(Stored dataset items)
+++

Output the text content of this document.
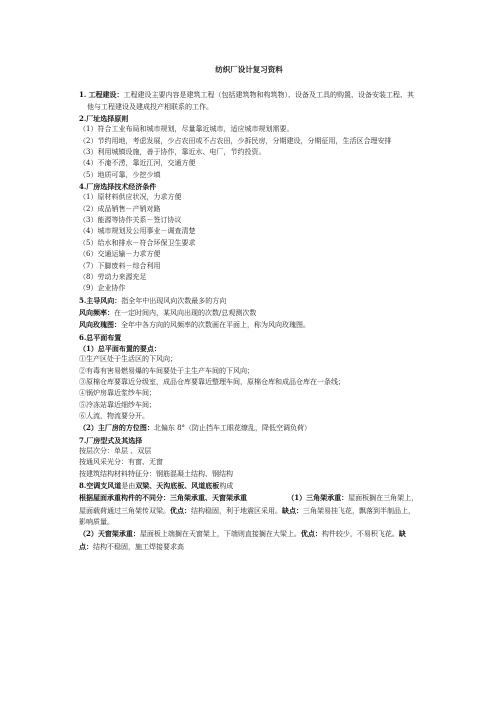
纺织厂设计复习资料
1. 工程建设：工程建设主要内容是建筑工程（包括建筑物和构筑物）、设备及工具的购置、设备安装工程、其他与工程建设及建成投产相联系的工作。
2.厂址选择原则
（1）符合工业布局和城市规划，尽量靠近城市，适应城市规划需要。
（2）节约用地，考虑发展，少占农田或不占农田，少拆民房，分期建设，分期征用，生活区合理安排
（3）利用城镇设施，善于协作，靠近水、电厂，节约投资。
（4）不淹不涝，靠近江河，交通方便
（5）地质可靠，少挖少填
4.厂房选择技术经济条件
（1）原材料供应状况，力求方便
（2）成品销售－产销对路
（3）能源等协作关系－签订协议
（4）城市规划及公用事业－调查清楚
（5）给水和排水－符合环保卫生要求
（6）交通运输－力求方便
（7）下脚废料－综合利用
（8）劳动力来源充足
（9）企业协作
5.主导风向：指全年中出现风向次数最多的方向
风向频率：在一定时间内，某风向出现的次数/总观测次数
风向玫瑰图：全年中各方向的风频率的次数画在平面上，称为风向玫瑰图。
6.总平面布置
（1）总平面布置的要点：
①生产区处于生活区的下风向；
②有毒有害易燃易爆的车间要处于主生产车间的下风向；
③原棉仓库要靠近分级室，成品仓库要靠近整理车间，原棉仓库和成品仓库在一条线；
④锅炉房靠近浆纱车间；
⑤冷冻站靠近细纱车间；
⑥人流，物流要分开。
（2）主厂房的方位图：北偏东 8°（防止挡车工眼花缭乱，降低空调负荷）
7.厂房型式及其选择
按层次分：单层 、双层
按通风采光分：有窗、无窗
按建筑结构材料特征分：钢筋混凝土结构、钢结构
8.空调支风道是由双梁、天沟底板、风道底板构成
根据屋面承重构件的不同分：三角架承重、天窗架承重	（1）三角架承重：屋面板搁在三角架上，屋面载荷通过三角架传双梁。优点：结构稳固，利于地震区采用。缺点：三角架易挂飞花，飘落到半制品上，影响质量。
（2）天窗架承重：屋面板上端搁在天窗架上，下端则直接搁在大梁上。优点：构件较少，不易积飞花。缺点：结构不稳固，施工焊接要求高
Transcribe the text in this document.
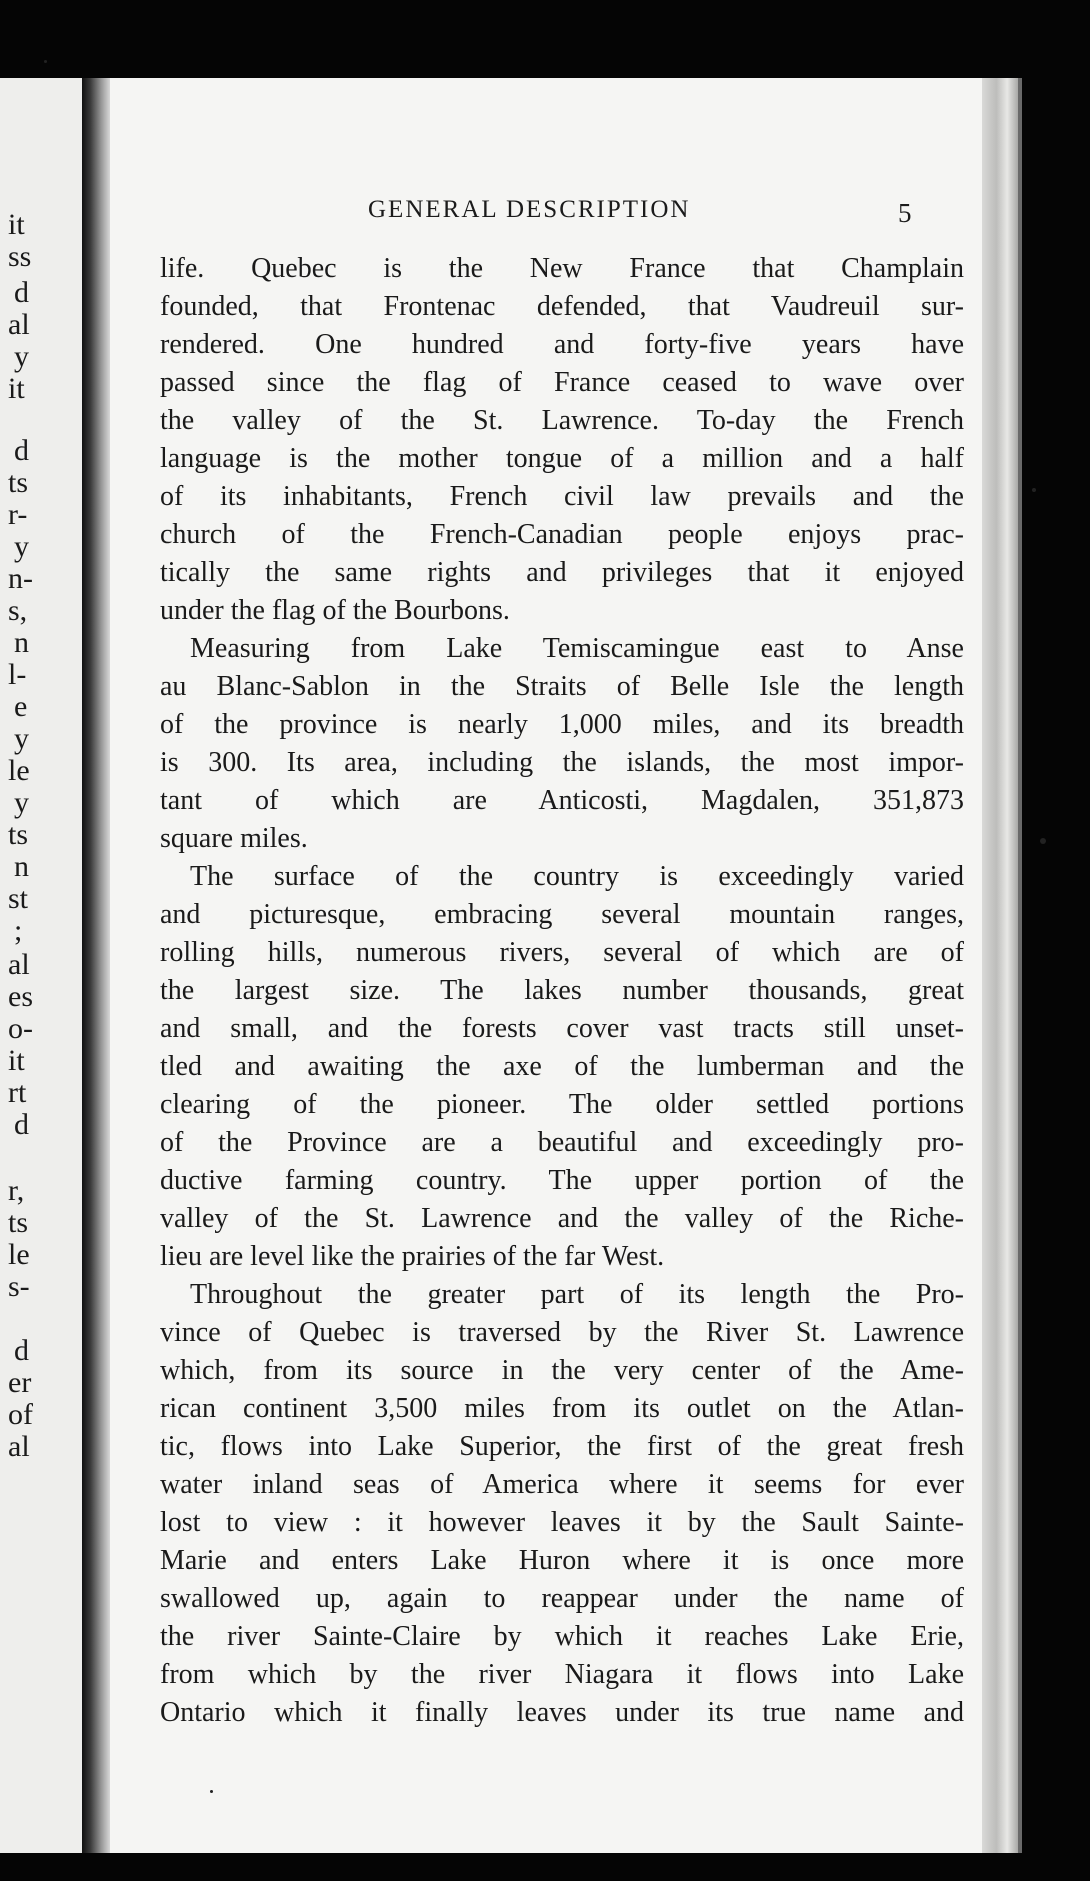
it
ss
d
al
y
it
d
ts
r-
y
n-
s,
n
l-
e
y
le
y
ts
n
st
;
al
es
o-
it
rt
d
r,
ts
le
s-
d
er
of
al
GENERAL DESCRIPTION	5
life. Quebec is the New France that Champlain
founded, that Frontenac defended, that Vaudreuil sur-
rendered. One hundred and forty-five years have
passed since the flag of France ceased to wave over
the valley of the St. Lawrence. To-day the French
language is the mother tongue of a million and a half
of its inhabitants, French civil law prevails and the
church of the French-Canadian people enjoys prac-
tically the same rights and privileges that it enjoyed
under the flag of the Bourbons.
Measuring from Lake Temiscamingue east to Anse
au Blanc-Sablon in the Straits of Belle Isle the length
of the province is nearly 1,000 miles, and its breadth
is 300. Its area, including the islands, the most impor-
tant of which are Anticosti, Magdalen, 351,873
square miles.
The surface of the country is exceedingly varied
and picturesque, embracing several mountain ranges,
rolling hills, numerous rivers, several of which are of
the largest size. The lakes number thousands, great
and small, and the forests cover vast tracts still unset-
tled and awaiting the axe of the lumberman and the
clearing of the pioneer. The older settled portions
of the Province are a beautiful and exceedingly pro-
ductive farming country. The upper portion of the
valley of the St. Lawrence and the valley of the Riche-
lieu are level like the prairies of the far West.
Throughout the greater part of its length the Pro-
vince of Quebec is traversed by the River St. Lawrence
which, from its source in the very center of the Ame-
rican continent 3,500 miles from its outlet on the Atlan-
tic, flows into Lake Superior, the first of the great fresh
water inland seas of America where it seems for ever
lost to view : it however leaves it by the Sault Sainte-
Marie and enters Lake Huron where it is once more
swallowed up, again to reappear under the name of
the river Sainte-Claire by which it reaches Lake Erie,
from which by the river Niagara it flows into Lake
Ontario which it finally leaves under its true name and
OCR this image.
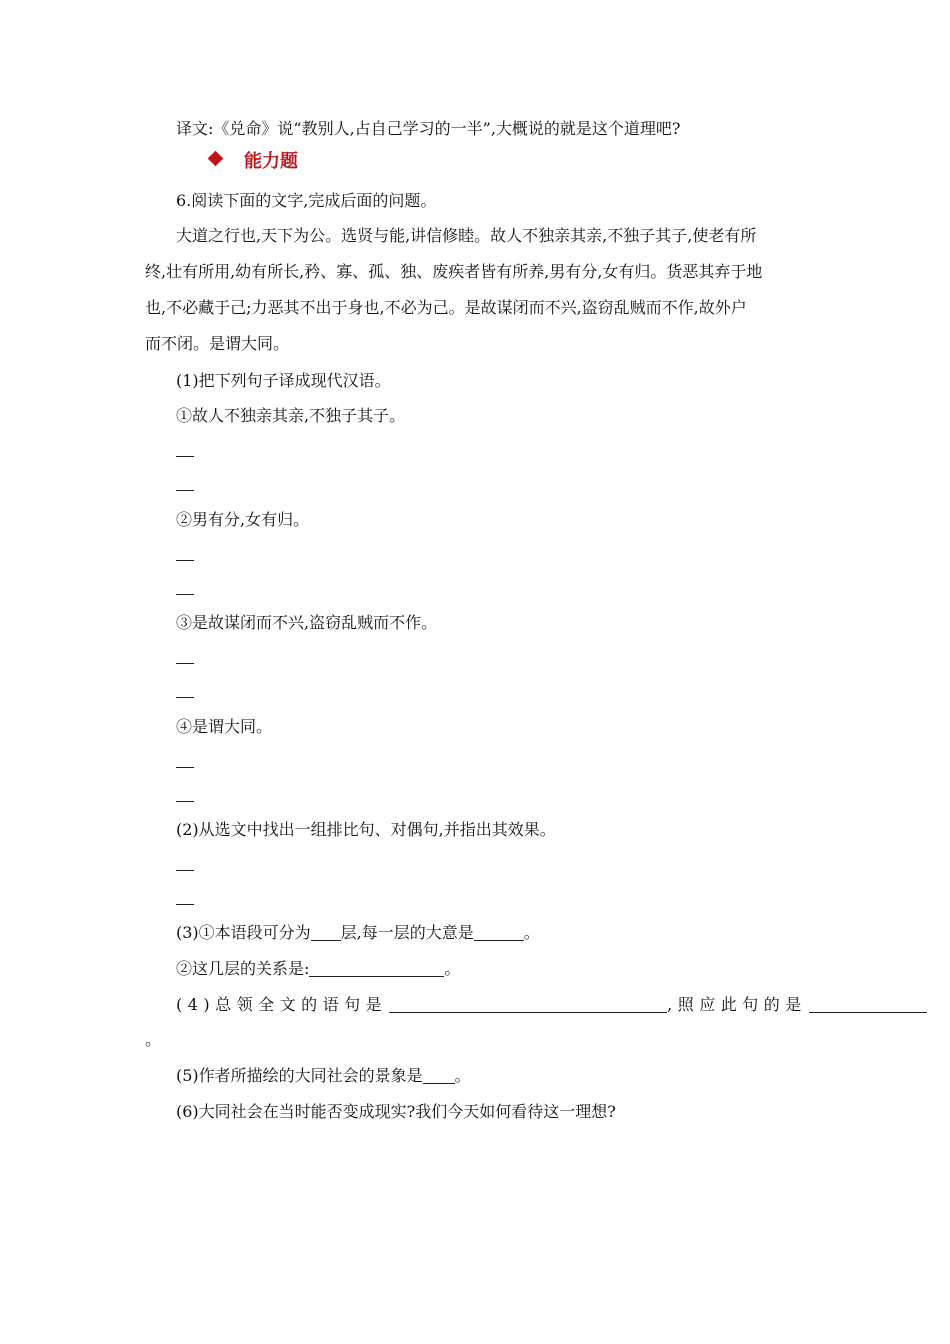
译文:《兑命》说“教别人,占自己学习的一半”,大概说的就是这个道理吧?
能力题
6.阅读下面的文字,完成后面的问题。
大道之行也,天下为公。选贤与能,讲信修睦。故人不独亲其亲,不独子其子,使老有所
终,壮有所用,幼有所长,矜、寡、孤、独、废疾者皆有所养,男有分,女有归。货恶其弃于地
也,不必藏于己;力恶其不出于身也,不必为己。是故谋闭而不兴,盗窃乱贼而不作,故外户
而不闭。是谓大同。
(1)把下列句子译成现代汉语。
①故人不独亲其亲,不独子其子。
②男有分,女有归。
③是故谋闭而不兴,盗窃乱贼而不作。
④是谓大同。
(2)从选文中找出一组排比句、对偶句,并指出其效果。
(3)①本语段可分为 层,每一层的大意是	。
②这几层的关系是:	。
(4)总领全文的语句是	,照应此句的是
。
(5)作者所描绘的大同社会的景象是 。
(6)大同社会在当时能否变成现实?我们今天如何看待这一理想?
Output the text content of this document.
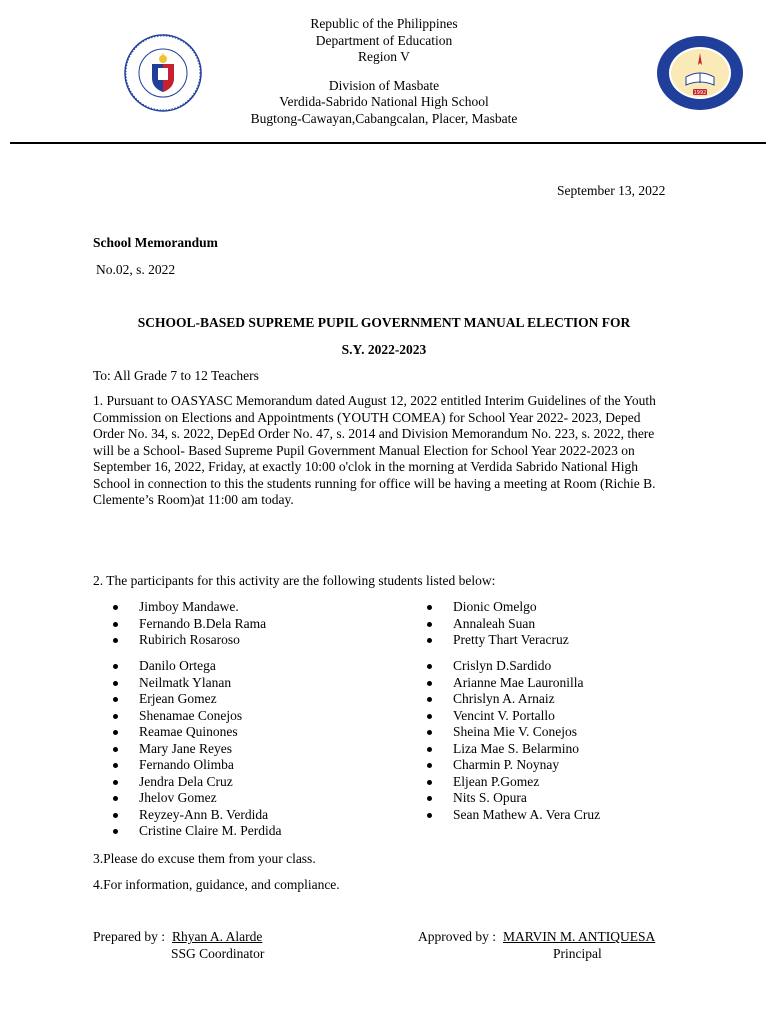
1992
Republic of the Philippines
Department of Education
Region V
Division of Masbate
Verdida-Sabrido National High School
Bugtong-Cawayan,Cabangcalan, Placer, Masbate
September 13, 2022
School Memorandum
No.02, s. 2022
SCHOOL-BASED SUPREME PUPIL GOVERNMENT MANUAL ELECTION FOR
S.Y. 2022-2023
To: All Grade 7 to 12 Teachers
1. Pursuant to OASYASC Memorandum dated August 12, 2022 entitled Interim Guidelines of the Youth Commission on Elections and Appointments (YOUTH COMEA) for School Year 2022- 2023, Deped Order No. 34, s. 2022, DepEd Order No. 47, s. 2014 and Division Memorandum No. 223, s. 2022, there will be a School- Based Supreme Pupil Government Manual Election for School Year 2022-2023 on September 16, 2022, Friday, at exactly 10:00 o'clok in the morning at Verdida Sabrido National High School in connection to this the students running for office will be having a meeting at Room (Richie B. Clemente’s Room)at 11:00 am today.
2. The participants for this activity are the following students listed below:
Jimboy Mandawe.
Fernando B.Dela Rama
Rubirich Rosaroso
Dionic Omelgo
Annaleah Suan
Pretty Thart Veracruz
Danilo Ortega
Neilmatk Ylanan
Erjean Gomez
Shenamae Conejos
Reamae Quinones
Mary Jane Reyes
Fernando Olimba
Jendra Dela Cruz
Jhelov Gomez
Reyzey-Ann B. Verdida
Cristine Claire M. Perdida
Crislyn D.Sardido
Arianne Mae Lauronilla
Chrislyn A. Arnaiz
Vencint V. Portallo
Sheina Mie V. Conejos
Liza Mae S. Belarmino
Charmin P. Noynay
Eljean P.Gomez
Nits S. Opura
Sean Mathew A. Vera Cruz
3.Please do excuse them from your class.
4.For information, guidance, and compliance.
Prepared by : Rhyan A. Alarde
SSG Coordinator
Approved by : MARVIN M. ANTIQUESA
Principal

+++

Using the material above, return every line exactly as it appears, minus the pictures.

Correct output >>
Output the text content of this document.
纺织厂设计复习资料
1. 工程建设：工程建设主要内容是建筑工程（包括建筑物和构筑物）、设备及工具的购置、设备安装工程、其他与工程建设及建成投产相联系的工作。
2.厂址选择原则
（1）符合工业布局和城市规划，尽量靠近城市，适应城市规划需要。
（2）节约用地，考虑发展，少占农田或不占农田，少拆民房，分期建设，分期征用，生活区合理安排
（3）利用城镇设施，善于协作，靠近水、电厂，节约投资。
（4）不淹不涝，靠近江河，交通方便
（5）地质可靠，少挖少填
4.厂房选择技术经济条件
（1）原材料供应状况，力求方便
（2）成品销售－产销对路
（3）能源等协作关系－签订协议
（4）城市规划及公用事业－调查清楚
（5）给水和排水－符合环保卫生要求
（6）交通运输－力求方便
（7）下脚废料－综合利用
（8）劳动力来源充足
（9）企业协作
5.主导风向：指全年中出现风向次数最多的方向
风向频率：在一定时间内，某风向出现的次数/总观测次数
风向玫瑰图：全年中各方向的风频率的次数画在平面上，称为风向玫瑰图。
6.总平面布置
（1）总平面布置的要点：
①生产区处于生活区的下风向；
②有毒有害易燃易爆的车间要处于主生产车间的下风向；
③原棉仓库要靠近分级室，成品仓库要靠近整理车间，原棉仓库和成品仓库在一条线；
④锅炉房靠近浆纱车间；
⑤冷冻站靠近细纱车间；
⑥人流，物流要分开。
（2）主厂房的方位图：北偏东 8°（防止挡车工眼花缭乱，降低空调负荷）
7.厂房型式及其选择
按层次分：单层 、双层
按通风采光分：有窗、无窗
按建筑结构材料特征分：钢筋混凝土结构、钢结构
8.空调支风道是由双梁、天沟底板、风道底板构成
根据屋面承重构件的不同分：三角架承重、天窗架承重	（1）三角架承重：屋面板搁在三角架上，屋面载荷通过三角架传双梁。优点：结构稳固，利于地震区采用。缺点：三角架易挂飞花，飘落到半制品上，影响质量。
（2）天窗架承重：屋面板上端搁在天窗架上，下端则直接搁在大梁上。优点：构件较少，不易积飞花。缺点：结构不稳固，施工焊接要求高
Transcribe the text in this document.
it
ss
d
al
y
it
d
ts
r-
y
n-
s,
n
l-
e
y
le
y
ts
n
st
;
al
es
o-
it
rt
d
r,
ts
le
s-
d
er
of
al
GENERAL DESCRIPTION	5
life. Quebec is the New France that Champlain
founded, that Frontenac defended, that Vaudreuil sur-
rendered. One hundred and forty-five years have
passed since the flag of France ceased to wave over
the valley of the St. Lawrence. To-day the French
language is the mother tongue of a million and a half
of its inhabitants, French civil law prevails and the
church of the French-Canadian people enjoys prac-
tically the same rights and privileges that it enjoyed
under the flag of the Bourbons.
Measuring from Lake Temiscamingue east to Anse
au Blanc-Sablon in the Straits of Belle Isle the length
of the province is nearly 1,000 miles, and its breadth
is 300. Its area, including the islands, the most impor-
tant of which are Anticosti, Magdalen, 351,873
square miles.
The surface of the country is exceedingly varied
and picturesque, embracing several mountain ranges,
rolling hills, numerous rivers, several of which are of
the largest size. The lakes number thousands, great
and small, and the forests cover vast tracts still unset-
tled and awaiting the axe of the lumberman and the
clearing of the pioneer. The older settled portions
of the Province are a beautiful and exceedingly pro-
ductive farming country. The upper portion of the
valley of the St. Lawrence and the valley of the Riche-
lieu are level like the prairies of the far West.
Throughout the greater part of its length the Pro-
vince of Quebec is traversed by the River St. Lawrence
which, from its source in the very center of the Ame-
rican continent 3,500 miles from its outlet on the Atlan-
tic, flows into Lake Superior, the first of the great fresh
water inland seas of America where it seems for ever
lost to view : it however leaves it by the Sault Sainte-
Marie and enters Lake Huron where it is once more
swallowed up, again to reappear under the name of
the river Sainte-Claire by which it reaches Lake Erie,
from which by the river Niagara it flows into Lake
Ontario which it finally leaves under its true name and
OCR this image.
译文:《兑命》说“教别人,占自己学习的一半”,大概说的就是这个道理吧?
能力题
6.阅读下面的文字,完成后面的问题。
大道之行也,天下为公。选贤与能,讲信修睦。故人不独亲其亲,不独子其子,使老有所
终,壮有所用,幼有所长,矜、寡、孤、独、废疾者皆有所养,男有分,女有归。货恶其弃于地
也,不必藏于己;力恶其不出于身也,不必为己。是故谋闭而不兴,盗窃乱贼而不作,故外户
而不闭。是谓大同。
(1)把下列句子译成现代汉语。
①故人不独亲其亲,不独子其子。
②男有分,女有归。
③是故谋闭而不兴,盗窃乱贼而不作。
④是谓大同。
(2)从选文中找出一组排比句、对偶句,并指出其效果。
(3)①本语段可分为 层,每一层的大意是	。
②这几层的关系是:	。
(4)总领全文的语句是	,照应此句的是
。
(5)作者所描绘的大同社会的景象是 。
(6)大同社会在当时能否变成现实?我们今天如何看待这一理想?
Output the text content of this document.
1992
Republic of the Philippines
Department of Education
Region V
Division of Masbate
Verdida-Sabrido National High School
Bugtong-Cawayan,Cabangcalan, Placer, Masbate
September 13, 2022
School Memorandum
No.02, s. 2022
SCHOOL-BASED SUPREME PUPIL GOVERNMENT MANUAL ELECTION FOR
S.Y. 2022-2023
To: All Grade 7 to 12 Teachers
1. Pursuant to OASYASC Memorandum dated August 12, 2022 entitled Interim Guidelines of the Youth Commission on Elections and Appointments (YOUTH COMEA) for School Year 2022- 2023, Deped Order No. 34, s. 2022, DepEd Order No. 47, s. 2014 and Division Memorandum No. 223, s. 2022, there will be a School- Based Supreme Pupil Government Manual Election for School Year 2022-2023 on September 16, 2022, Friday, at exactly 10:00 o'clok in the morning at Verdida Sabrido National High School in connection to this the students running for office will be having a meeting at Room (Richie B. Clemente’s Room)at 11:00 am today.
2. The participants for this activity are the following students listed below:
Jimboy Mandawe.
Fernando B.Dela Rama
Rubirich Rosaroso
Dionic Omelgo
Annaleah Suan
Pretty Thart Veracruz
Danilo Ortega
Neilmatk Ylanan
Erjean Gomez
Shenamae Conejos
Reamae Quinones
Mary Jane Reyes
Fernando Olimba
Jendra Dela Cruz
Jhelov Gomez
Reyzey-Ann B. Verdida
Cristine Claire M. Perdida
Crislyn D.Sardido
Arianne Mae Lauronilla
Chrislyn A. Arnaiz
Vencint V. Portallo
Sheina Mie V. Conejos
Liza Mae S. Belarmino
Charmin P. Noynay
Eljean P.Gomez
Nits S. Opura
Sean Mathew A. Vera Cruz
3.Please do excuse them from your class.
4.For information, guidance, and compliance.
Prepared by : Rhyan A. Alarde
SSG Coordinator
Approved by : MARVIN M. ANTIQUESA
Principal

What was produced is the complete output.